#### YOUR OBJECTIVE
Leave out the pictures and retype exactly the lines from the line with "Type out the text in this image." through the end of the listing below.

#### RECORD SET
>>>>
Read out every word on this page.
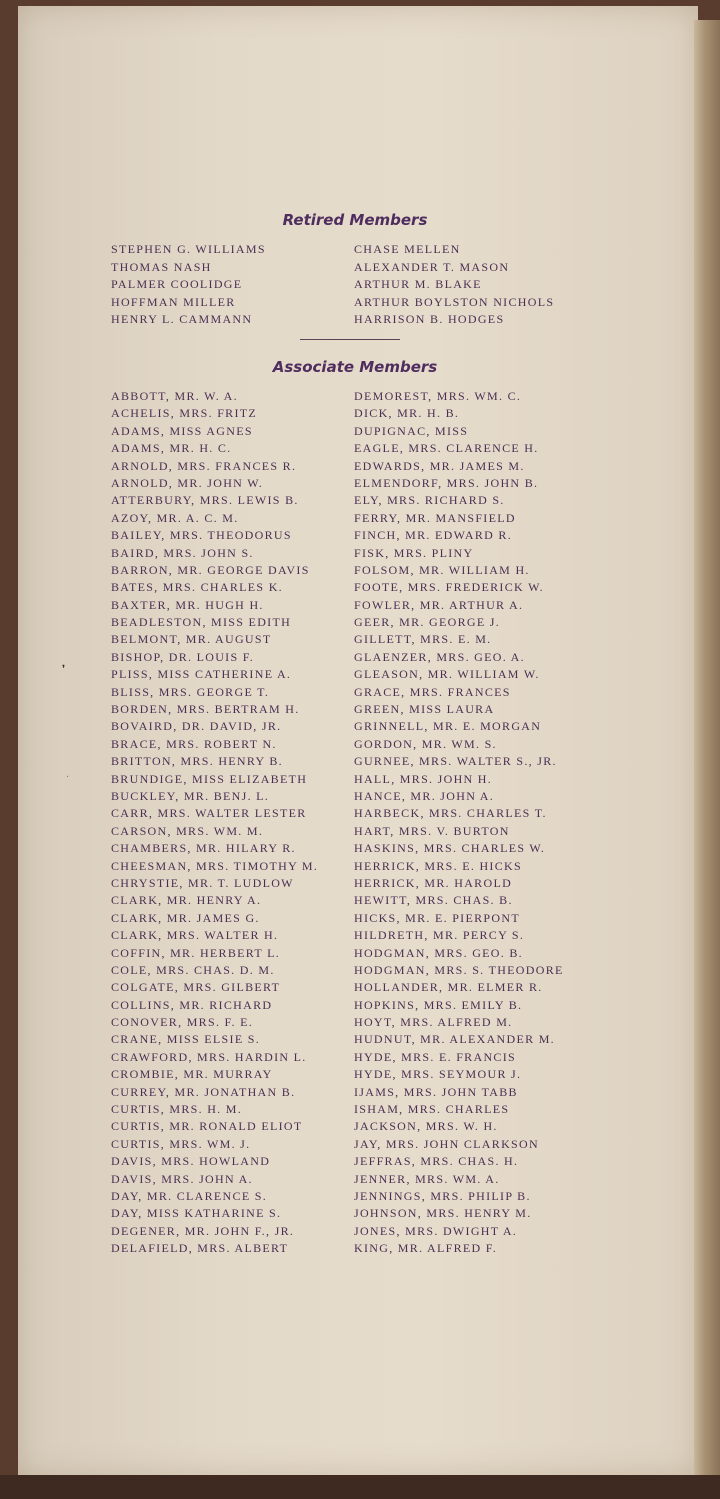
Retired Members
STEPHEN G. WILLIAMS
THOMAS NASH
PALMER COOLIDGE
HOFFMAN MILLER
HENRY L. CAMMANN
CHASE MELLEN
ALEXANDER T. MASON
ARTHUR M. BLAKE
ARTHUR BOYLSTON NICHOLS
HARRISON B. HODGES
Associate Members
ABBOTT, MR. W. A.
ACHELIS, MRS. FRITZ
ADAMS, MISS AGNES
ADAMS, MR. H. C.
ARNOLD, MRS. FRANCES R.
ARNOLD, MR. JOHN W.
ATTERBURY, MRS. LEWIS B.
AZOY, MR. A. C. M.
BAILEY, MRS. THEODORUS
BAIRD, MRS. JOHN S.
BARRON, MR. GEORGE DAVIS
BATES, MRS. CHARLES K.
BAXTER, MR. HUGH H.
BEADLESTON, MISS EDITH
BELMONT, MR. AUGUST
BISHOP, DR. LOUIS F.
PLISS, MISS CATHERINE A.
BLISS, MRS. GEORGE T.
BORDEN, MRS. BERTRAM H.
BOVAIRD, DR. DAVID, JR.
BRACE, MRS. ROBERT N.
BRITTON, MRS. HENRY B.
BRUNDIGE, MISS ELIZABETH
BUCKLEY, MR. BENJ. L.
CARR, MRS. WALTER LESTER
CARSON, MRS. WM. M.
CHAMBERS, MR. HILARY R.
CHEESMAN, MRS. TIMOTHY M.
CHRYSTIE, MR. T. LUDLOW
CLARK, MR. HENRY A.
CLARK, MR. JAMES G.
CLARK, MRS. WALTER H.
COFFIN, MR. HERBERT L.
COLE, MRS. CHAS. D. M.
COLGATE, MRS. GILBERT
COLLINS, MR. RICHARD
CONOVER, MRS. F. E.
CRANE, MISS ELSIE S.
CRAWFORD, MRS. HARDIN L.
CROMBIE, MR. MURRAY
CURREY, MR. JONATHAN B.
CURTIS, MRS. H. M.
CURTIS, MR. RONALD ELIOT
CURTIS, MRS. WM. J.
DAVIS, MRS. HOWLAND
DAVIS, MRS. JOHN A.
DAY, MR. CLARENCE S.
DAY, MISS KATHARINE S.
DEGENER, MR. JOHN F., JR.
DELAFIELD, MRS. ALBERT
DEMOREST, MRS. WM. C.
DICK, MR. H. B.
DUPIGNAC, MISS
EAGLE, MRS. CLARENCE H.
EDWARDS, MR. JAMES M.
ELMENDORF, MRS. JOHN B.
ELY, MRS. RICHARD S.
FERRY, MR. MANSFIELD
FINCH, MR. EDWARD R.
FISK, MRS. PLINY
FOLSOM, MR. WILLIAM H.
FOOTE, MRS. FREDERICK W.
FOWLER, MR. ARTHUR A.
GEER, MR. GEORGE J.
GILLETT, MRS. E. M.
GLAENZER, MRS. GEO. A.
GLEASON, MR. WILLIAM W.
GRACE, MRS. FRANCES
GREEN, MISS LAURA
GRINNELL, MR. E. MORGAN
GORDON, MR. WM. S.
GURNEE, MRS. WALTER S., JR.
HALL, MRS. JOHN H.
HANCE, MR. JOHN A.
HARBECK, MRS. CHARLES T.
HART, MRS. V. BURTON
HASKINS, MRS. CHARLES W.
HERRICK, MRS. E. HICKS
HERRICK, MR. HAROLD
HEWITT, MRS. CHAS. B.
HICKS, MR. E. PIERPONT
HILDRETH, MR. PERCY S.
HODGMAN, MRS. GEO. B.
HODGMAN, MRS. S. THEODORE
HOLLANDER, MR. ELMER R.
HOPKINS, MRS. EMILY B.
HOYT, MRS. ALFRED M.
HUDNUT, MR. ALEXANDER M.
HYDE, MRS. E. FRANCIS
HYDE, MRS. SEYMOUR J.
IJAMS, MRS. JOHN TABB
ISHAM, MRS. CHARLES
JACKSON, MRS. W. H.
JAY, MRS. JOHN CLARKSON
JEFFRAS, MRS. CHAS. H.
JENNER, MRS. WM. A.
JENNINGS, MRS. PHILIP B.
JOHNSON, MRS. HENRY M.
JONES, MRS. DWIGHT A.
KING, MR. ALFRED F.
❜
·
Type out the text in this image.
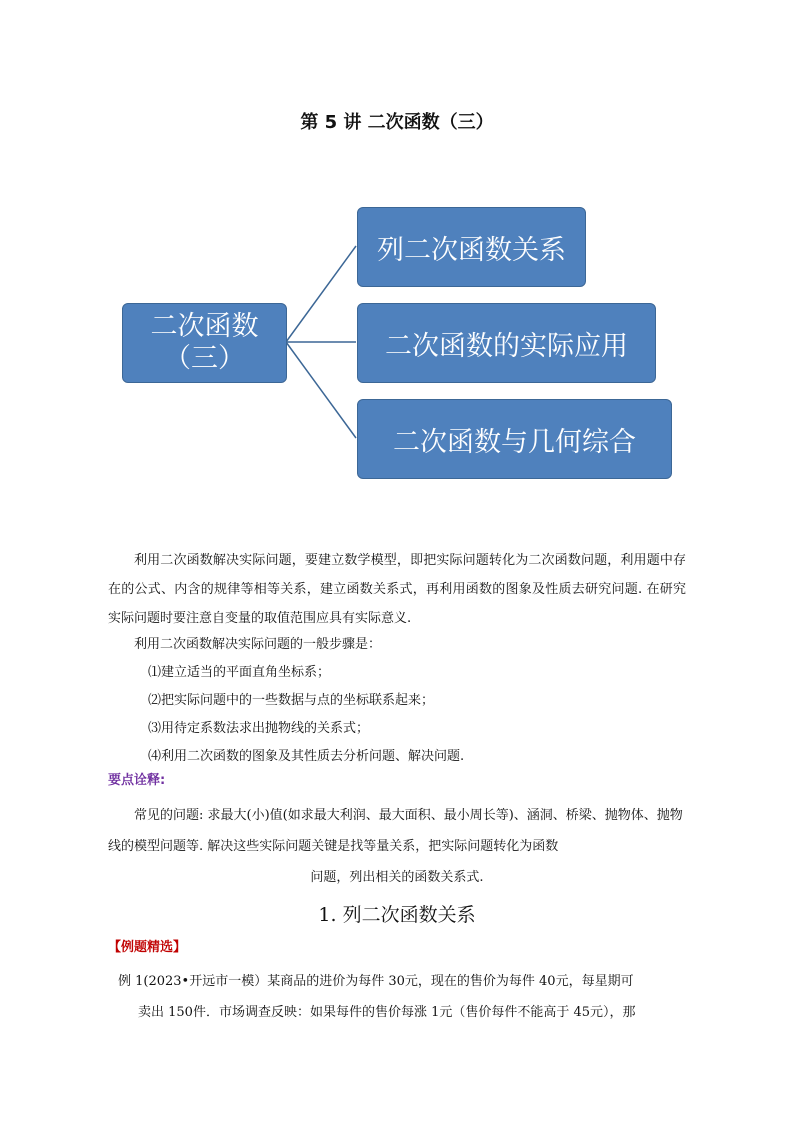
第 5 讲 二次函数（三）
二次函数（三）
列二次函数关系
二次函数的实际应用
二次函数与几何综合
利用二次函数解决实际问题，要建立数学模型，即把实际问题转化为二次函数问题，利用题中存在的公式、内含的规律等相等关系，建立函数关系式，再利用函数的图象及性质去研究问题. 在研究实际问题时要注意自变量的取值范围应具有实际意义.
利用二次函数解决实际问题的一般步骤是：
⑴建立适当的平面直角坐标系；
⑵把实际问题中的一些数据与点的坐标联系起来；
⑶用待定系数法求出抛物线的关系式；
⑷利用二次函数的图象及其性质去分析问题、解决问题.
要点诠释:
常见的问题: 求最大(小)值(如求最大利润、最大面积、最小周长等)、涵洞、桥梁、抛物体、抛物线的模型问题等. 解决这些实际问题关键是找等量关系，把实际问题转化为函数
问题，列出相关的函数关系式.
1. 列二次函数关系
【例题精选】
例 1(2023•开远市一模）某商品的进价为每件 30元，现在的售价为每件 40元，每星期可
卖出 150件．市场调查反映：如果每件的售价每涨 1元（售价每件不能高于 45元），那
<<<<
#### TASK RESPONSE
Type out the text in this image.
第 5 讲 二次函数（三）
二次函数（三）
列二次函数关系
二次函数的实际应用
二次函数与几何综合
利用二次函数解决实际问题，要建立数学模型，即把实际问题转化为二次函数问题，利用题中存在的公式、内含的规律等相等关系，建立函数关系式，再利用函数的图象及性质去研究问题. 在研究实际问题时要注意自变量的取值范围应具有实际意义.
利用二次函数解决实际问题的一般步骤是：
⑴建立适当的平面直角坐标系；
⑵把实际问题中的一些数据与点的坐标联系起来；
⑶用待定系数法求出抛物线的关系式；
⑷利用二次函数的图象及其性质去分析问题、解决问题.
要点诠释:
常见的问题: 求最大(小)值(如求最大利润、最大面积、最小周长等)、涵洞、桥梁、抛物体、抛物线的模型问题等. 解决这些实际问题关键是找等量关系，把实际问题转化为函数
问题，列出相关的函数关系式.
1. 列二次函数关系
【例题精选】
例 1(2023•开远市一模）某商品的进价为每件 30元，现在的售价为每件 40元，每星期可
卖出 150件．市场调查反映：如果每件的售价每涨 1元（售价每件不能高于 45元），那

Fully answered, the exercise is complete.